Exercise goal ->
For the material that follows, list every line containing the word "stories".
── Recorded data ──
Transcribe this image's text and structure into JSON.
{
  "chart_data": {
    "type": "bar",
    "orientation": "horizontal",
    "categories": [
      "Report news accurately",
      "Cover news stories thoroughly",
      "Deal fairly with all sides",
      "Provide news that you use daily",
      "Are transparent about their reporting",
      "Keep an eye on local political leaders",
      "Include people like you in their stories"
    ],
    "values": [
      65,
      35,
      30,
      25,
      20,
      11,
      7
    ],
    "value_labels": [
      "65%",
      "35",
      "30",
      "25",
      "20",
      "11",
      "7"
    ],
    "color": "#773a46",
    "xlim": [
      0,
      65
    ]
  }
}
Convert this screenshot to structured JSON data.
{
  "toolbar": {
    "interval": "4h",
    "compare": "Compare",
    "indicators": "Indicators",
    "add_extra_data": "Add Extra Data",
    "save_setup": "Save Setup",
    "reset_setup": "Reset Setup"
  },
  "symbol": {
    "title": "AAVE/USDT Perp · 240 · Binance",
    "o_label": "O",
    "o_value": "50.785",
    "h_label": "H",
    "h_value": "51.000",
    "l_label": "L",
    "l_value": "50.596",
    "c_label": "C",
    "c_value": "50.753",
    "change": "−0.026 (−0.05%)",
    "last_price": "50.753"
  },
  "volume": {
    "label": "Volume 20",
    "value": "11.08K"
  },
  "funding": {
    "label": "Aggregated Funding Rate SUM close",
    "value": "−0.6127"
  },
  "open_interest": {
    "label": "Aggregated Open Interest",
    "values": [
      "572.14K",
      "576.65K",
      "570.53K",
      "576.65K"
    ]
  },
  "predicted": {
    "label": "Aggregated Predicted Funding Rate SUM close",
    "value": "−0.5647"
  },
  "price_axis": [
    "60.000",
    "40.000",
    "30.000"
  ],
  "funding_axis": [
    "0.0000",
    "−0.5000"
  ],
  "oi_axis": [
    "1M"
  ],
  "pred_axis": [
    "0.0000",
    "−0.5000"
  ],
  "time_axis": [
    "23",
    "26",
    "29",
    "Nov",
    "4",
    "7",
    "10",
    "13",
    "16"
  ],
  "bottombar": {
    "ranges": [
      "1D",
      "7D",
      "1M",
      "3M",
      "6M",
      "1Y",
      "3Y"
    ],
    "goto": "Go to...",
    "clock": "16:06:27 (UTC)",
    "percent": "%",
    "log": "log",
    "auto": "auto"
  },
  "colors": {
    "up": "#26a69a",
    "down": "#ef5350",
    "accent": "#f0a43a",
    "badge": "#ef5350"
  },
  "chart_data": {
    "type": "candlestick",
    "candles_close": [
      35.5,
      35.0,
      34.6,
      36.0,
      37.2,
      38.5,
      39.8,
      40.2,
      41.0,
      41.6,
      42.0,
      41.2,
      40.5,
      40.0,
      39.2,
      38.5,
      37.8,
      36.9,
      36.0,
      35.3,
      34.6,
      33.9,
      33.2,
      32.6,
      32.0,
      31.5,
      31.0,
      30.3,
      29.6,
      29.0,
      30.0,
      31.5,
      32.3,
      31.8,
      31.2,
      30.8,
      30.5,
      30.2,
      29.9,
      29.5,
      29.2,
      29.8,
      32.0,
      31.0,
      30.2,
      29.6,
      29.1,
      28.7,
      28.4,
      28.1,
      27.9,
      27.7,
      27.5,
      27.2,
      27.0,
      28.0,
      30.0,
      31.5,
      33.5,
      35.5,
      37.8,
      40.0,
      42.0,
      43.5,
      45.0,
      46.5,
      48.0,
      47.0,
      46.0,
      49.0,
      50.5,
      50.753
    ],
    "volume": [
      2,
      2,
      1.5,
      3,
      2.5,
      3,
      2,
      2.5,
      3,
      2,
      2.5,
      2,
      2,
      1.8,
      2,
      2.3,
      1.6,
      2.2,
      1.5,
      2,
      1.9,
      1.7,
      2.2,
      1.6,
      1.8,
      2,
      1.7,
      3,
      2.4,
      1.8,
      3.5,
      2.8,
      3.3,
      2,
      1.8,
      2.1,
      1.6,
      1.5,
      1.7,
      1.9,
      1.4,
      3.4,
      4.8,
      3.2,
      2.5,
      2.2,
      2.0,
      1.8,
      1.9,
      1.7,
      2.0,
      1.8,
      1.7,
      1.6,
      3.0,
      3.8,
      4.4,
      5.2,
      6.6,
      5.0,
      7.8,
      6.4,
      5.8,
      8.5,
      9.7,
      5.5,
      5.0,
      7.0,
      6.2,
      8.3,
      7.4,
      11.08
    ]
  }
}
───
Answer to this problem ->
      "Cover news stories thoroughly",
      "Include people like you in their stories"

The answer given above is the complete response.